Problem: Each entry in the listing below should be restated word for word.

Records shown:
○ ○ ○ ○

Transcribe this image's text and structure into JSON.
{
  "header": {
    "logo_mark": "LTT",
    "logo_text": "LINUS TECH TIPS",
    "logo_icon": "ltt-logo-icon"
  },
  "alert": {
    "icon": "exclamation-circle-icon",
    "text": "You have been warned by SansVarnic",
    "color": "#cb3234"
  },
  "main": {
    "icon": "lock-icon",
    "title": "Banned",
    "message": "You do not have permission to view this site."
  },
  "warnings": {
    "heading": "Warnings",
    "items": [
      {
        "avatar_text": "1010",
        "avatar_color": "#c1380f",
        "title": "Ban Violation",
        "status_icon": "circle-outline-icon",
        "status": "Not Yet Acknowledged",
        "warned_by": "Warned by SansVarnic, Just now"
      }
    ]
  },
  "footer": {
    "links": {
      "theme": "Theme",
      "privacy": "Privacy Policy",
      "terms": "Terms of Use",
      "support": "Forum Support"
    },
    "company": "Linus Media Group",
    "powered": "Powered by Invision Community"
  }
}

○ ○ ○ ○

Final answer:
Transcribe this image's text and structure into JSON.
{
  "header": {
    "logo_mark": "LTT",
    "logo_text": "LINUS TECH TIPS",
    "logo_icon": "ltt-logo-icon"
  },
  "alert": {
    "icon": "exclamation-circle-icon",
    "text": "You have been warned by SansVarnic",
    "color": "#cb3234"
  },
  "main": {
    "icon": "lock-icon",
    "title": "Banned",
    "message": "You do not have permission to view this site."
  },
  "warnings": {
    "heading": "Warnings",
    "items": [
      {
        "avatar_text": "1010",
        "avatar_color": "#c1380f",
        "title": "Ban Violation",
        "status_icon": "circle-outline-icon",
        "status": "Not Yet Acknowledged",
        "warned_by": "Warned by SansVarnic, Just now"
      }
    ]
  },
  "footer": {
    "links": {
      "theme": "Theme",
      "privacy": "Privacy Policy",
      "terms": "Terms of Use",
      "support": "Forum Support"
    },
    "company": "Linus Media Group",
    "powered": "Powered by Invision Community"
  }
}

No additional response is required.